INSTRUCTION>
All entries below are to be set down again, identical to the source.

RECORDS FOR THE TASK>
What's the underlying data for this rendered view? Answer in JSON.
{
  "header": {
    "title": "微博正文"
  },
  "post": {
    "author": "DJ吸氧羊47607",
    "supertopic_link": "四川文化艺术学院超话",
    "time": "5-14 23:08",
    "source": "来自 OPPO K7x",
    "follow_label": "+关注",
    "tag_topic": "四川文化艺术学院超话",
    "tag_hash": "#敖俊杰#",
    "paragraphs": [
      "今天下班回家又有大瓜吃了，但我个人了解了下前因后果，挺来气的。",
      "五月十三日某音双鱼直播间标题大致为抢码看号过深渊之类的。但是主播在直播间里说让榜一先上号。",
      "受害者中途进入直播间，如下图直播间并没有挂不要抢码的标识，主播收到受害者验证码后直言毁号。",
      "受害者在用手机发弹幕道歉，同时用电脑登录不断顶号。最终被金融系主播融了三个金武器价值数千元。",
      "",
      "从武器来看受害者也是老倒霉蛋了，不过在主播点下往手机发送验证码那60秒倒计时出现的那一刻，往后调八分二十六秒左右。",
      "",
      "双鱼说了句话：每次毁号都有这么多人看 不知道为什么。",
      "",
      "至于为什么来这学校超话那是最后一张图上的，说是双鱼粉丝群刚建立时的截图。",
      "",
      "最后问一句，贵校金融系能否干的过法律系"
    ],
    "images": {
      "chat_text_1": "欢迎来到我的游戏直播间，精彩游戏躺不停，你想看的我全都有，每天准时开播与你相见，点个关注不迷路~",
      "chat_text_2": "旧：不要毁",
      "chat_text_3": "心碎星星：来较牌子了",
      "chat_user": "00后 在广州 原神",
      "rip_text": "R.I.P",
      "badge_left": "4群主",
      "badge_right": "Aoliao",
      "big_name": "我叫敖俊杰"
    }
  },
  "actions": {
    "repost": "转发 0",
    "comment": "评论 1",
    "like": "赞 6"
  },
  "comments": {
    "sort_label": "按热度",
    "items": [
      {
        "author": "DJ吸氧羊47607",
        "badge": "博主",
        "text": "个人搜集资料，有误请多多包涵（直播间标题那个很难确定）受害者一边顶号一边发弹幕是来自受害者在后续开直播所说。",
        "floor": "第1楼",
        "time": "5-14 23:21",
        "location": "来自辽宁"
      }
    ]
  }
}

RESULT OF THE TASK>
What's the underlying data for this rendered view? Answer in JSON.
{
  "header": {
    "title": "微博正文"
  },
  "post": {
    "author": "DJ吸氧羊47607",
    "supertopic_link": "四川文化艺术学院超话",
    "time": "5-14 23:08",
    "source": "来自 OPPO K7x",
    "follow_label": "+关注",
    "tag_topic": "四川文化艺术学院超话",
    "tag_hash": "#敖俊杰#",
    "paragraphs": [
      "今天下班回家又有大瓜吃了，但我个人了解了下前因后果，挺来气的。",
      "五月十三日某音双鱼直播间标题大致为抢码看号过深渊之类的。但是主播在直播间里说让榜一先上号。",
      "受害者中途进入直播间，如下图直播间并没有挂不要抢码的标识，主播收到受害者验证码后直言毁号。",
      "受害者在用手机发弹幕道歉，同时用电脑登录不断顶号。最终被金融系主播融了三个金武器价值数千元。",
      "",
      "从武器来看受害者也是老倒霉蛋了，不过在主播点下往手机发送验证码那60秒倒计时出现的那一刻，往后调八分二十六秒左右。",
      "",
      "双鱼说了句话：每次毁号都有这么多人看 不知道为什么。",
      "",
      "至于为什么来这学校超话那是最后一张图上的，说是双鱼粉丝群刚建立时的截图。",
      "",
      "最后问一句，贵校金融系能否干的过法律系"
    ],
    "images": {
      "chat_text_1": "欢迎来到我的游戏直播间，精彩游戏躺不停，你想看的我全都有，每天准时开播与你相见，点个关注不迷路~",
      "chat_text_2": "旧：不要毁",
      "chat_text_3": "心碎星星：来较牌子了",
      "chat_user": "00后 在广州 原神",
      "rip_text": "R.I.P",
      "badge_left": "4群主",
      "badge_right": "Aoliao",
      "big_name": "我叫敖俊杰"
    }
  },
  "actions": {
    "repost": "转发 0",
    "comment": "评论 1",
    "like": "赞 6"
  },
  "comments": {
    "sort_label": "按热度",
    "items": [
      {
        "author": "DJ吸氧羊47607",
        "badge": "博主",
        "text": "个人搜集资料，有误请多多包涵（直播间标题那个很难确定）受害者一边顶号一边发弹幕是来自受害者在后续开直播所说。",
        "floor": "第1楼",
        "time": "5-14 23:21",
        "location": "来自辽宁"
      }
    ]
  }
}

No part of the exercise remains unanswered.